--- start of Records supplied ---
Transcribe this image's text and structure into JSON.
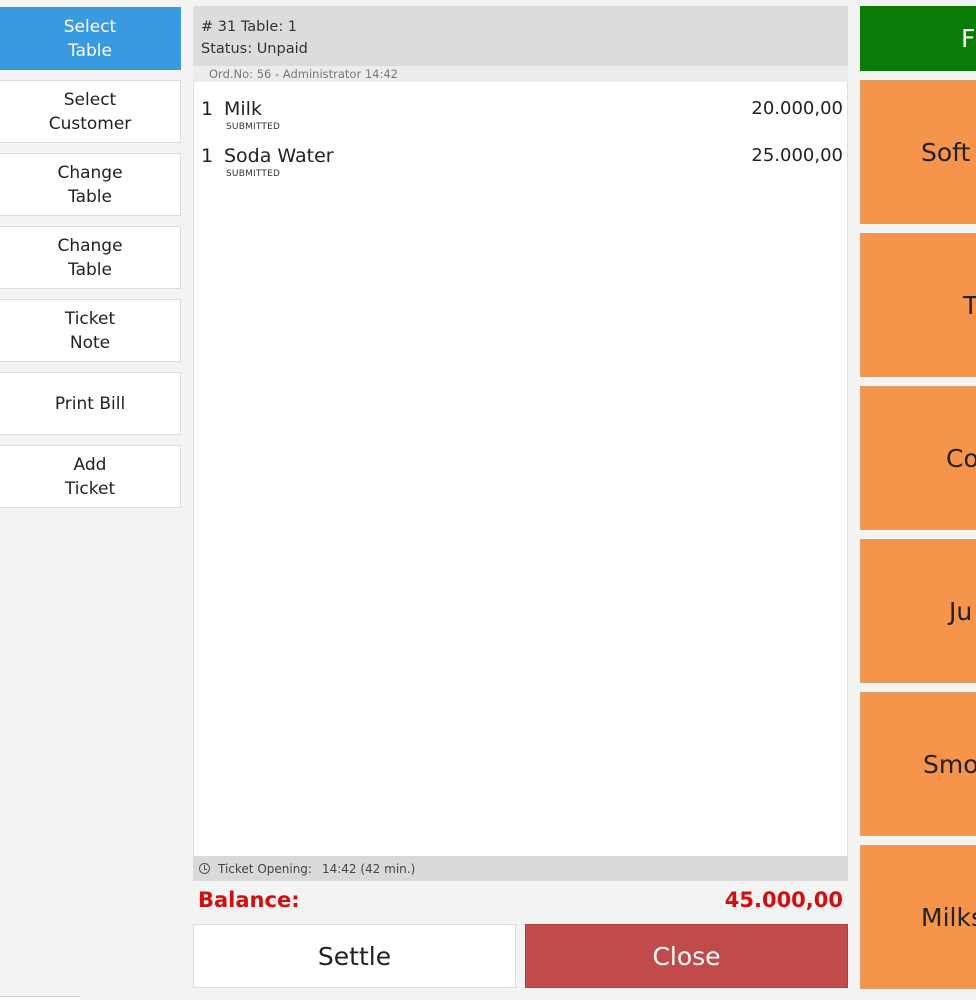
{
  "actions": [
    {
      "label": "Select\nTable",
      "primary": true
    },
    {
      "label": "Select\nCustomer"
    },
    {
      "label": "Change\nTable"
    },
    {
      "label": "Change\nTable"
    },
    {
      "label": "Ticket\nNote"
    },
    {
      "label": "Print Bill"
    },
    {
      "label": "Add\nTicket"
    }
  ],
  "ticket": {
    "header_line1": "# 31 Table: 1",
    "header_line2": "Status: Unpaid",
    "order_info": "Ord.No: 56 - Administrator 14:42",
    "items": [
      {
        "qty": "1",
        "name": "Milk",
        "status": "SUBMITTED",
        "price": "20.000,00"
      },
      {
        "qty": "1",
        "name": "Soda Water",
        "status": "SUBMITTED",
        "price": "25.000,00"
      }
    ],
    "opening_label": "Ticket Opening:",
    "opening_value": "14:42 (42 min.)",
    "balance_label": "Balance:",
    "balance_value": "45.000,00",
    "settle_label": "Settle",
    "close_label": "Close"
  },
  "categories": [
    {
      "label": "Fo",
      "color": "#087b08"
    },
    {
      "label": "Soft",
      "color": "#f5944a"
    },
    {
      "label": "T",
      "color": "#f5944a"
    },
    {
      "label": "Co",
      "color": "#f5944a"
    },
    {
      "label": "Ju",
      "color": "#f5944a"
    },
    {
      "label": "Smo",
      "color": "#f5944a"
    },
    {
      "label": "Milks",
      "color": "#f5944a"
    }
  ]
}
--- end of Records supplied ---
(Aim of the task)
Quote each line of the listing exactly, but leave the pictures out.

(Completed task)
Transcribe this image's text and structure into JSON.
{
  "actions": [
    {
      "label": "Select\nTable",
      "primary": true
    },
    {
      "label": "Select\nCustomer"
    },
    {
      "label": "Change\nTable"
    },
    {
      "label": "Change\nTable"
    },
    {
      "label": "Ticket\nNote"
    },
    {
      "label": "Print Bill"
    },
    {
      "label": "Add\nTicket"
    }
  ],
  "ticket": {
    "header_line1": "# 31 Table: 1",
    "header_line2": "Status: Unpaid",
    "order_info": "Ord.No: 56 - Administrator 14:42",
    "items": [
      {
        "qty": "1",
        "name": "Milk",
        "status": "SUBMITTED",
        "price": "20.000,00"
      },
      {
        "qty": "1",
        "name": "Soda Water",
        "status": "SUBMITTED",
        "price": "25.000,00"
      }
    ],
    "opening_label": "Ticket Opening:",
    "opening_value": "14:42 (42 min.)",
    "balance_label": "Balance:",
    "balance_value": "45.000,00",
    "settle_label": "Settle",
    "close_label": "Close"
  },
  "categories": [
    {
      "label": "Fo",
      "color": "#087b08"
    },
    {
      "label": "Soft",
      "color": "#f5944a"
    },
    {
      "label": "T",
      "color": "#f5944a"
    },
    {
      "label": "Co",
      "color": "#f5944a"
    },
    {
      "label": "Ju",
      "color": "#f5944a"
    },
    {
      "label": "Smo",
      "color": "#f5944a"
    },
    {
      "label": "Milks",
      "color": "#f5944a"
    }
  ]
}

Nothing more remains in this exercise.